Pictures do not belong in the copy; quote every entry below exactly.

* Begin Data provided *

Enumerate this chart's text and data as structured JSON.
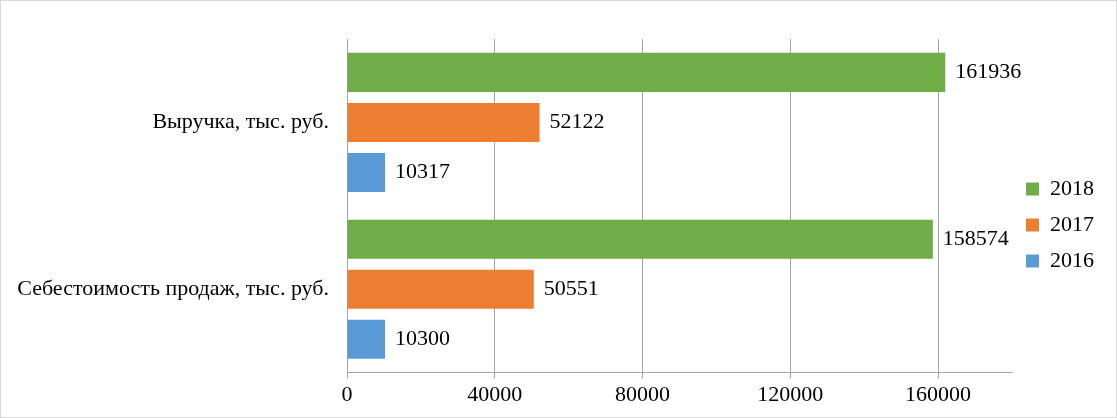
{
  "chart_data": {
    "type": "bar",
    "orientation": "horizontal",
    "categories": [
      "Выручка, тыс. руб.",
      "Себестоимость продаж, тыс. руб."
    ],
    "series": [
      {
        "name": "2018",
        "color": "#70ad47",
        "values": [
          161936,
          158574
        ]
      },
      {
        "name": "2017",
        "color": "#ed7d31",
        "values": [
          52122,
          50551
        ]
      },
      {
        "name": "2016",
        "color": "#5b9bd5",
        "values": [
          10317,
          10300
        ]
      }
    ],
    "xlim": [
      0,
      180000
    ],
    "xticks": [
      0,
      40000,
      80000,
      120000,
      160000
    ],
    "grid": "x",
    "legend": "right",
    "data_labels": true
  }
}
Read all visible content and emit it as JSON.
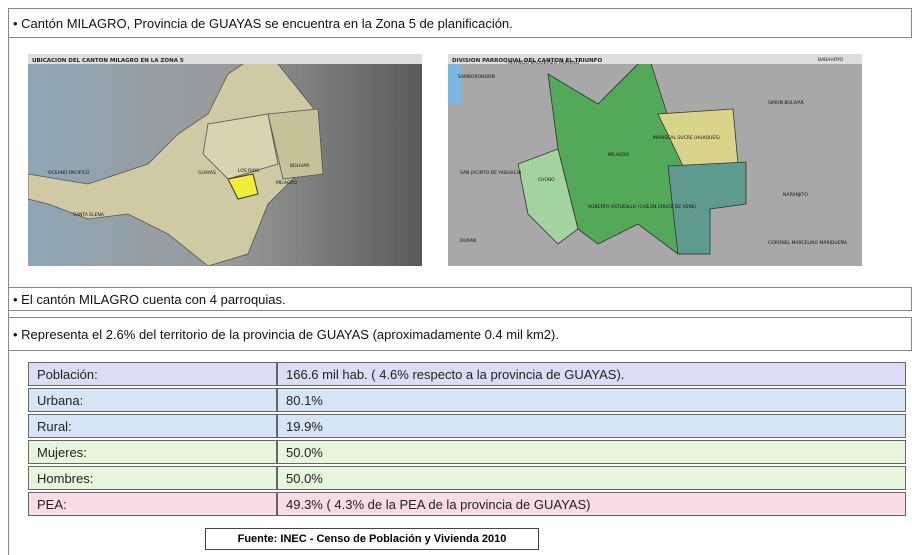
{
  "items": [
    "• Cantón MILAGRO, Provincia de GUAYAS se encuentra en la Zona 5 de planificación.",
    "• El cantón MILAGRO cuenta con 4 parroquias.",
    "• Representa el 2.6% del territorio de la provincia de GUAYAS (aproximadamente 0.4 mil km2)."
  ],
  "maps": [
    {
      "title": "UBICACION DEL CANTON MILAGRO EN LA ZONA 5",
      "labels": [
        "LOS RIOS",
        "BOLIVAR",
        "GUAYAS",
        "SANTA ELENA",
        "MILAGRO",
        "OCEANO PACIFICO"
      ]
    },
    {
      "title": "DIVISION PARROQUIAL DEL CANTON EL TRIUNFO",
      "labels": [
        "SAMBORONDON",
        "ALFREDO BAQUERIZO MORENO",
        "BABAHOYO",
        "SIMON BOLIVAR",
        "MARISCAL SUCRE (HUAQUES)",
        "MILAGRO",
        "SAN JACINTO DE YAGUACHI",
        "CHOBO",
        "ROBERTO ASTUDILLO (CAB.EN CRUCE DE VENE)",
        "NARANJITO",
        "DURAN",
        "CORONEL MARCELINO MARIDUEÑA"
      ]
    }
  ],
  "table": {
    "rows": [
      [
        "Población:",
        "166.6 mil hab. ( 4.6% respecto a la provincia de GUAYAS)."
      ],
      [
        "Urbana:",
        "80.1%"
      ],
      [
        "Rural:",
        "19.9%"
      ],
      [
        "Mujeres:",
        "50.0%"
      ],
      [
        "Hombres:",
        "50.0%"
      ],
      [
        "PEA:",
        "49.3% ( 4.3% de la PEA de la provincia de GUAYAS)"
      ]
    ]
  },
  "source": "Fuente: INEC -  Censo de Población y Vivienda  2010"
}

* End Data provided *

■ Result of the task
Enumerate this chart's text and data as structured JSON.
{
  "chart_data": {
    "type": "bar",
    "orientation": "horizontal",
    "categories": [
      "Выручка, тыс. руб.",
      "Себестоимость продаж, тыс. руб."
    ],
    "series": [
      {
        "name": "2018",
        "color": "#70ad47",
        "values": [
          161936,
          158574
        ]
      },
      {
        "name": "2017",
        "color": "#ed7d31",
        "values": [
          52122,
          50551
        ]
      },
      {
        "name": "2016",
        "color": "#5b9bd5",
        "values": [
          10317,
          10300
        ]
      }
    ],
    "xlim": [
      0,
      180000
    ],
    "xticks": [
      0,
      40000,
      80000,
      120000,
      160000
    ],
    "grid": "x",
    "legend": "right",
    "data_labels": true
  }
}
Read all visible content and emit it as JSON.
{
  "items": [
    "• Cantón MILAGRO, Provincia de GUAYAS se encuentra en la Zona 5 de planificación.",
    "• El cantón MILAGRO cuenta con 4 parroquias.",
    "• Representa el 2.6% del territorio de la provincia de GUAYAS (aproximadamente 0.4 mil km2)."
  ],
  "maps": [
    {
      "title": "UBICACION DEL CANTON MILAGRO EN LA ZONA 5",
      "labels": [
        "LOS RIOS",
        "BOLIVAR",
        "GUAYAS",
        "SANTA ELENA",
        "MILAGRO",
        "OCEANO PACIFICO"
      ]
    },
    {
      "title": "DIVISION PARROQUIAL DEL CANTON EL TRIUNFO",
      "labels": [
        "SAMBORONDON",
        "ALFREDO BAQUERIZO MORENO",
        "BABAHOYO",
        "SIMON BOLIVAR",
        "MARISCAL SUCRE (HUAQUES)",
        "MILAGRO",
        "SAN JACINTO DE YAGUACHI",
        "CHOBO",
        "ROBERTO ASTUDILLO (CAB.EN CRUCE DE VENE)",
        "NARANJITO",
        "DURAN",
        "CORONEL MARCELINO MARIDUEÑA"
      ]
    }
  ],
  "table": {
    "rows": [
      [
        "Población:",
        "166.6 mil hab. ( 4.6% respecto a la provincia de GUAYAS)."
      ],
      [
        "Urbana:",
        "80.1%"
      ],
      [
        "Rural:",
        "19.9%"
      ],
      [
        "Mujeres:",
        "50.0%"
      ],
      [
        "Hombres:",
        "50.0%"
      ],
      [
        "PEA:",
        "49.3% ( 4.3% de la PEA de la provincia de GUAYAS)"
      ]
    ]
  },
  "source": "Fuente: INEC -  Censo de Población y Vivienda  2010"
}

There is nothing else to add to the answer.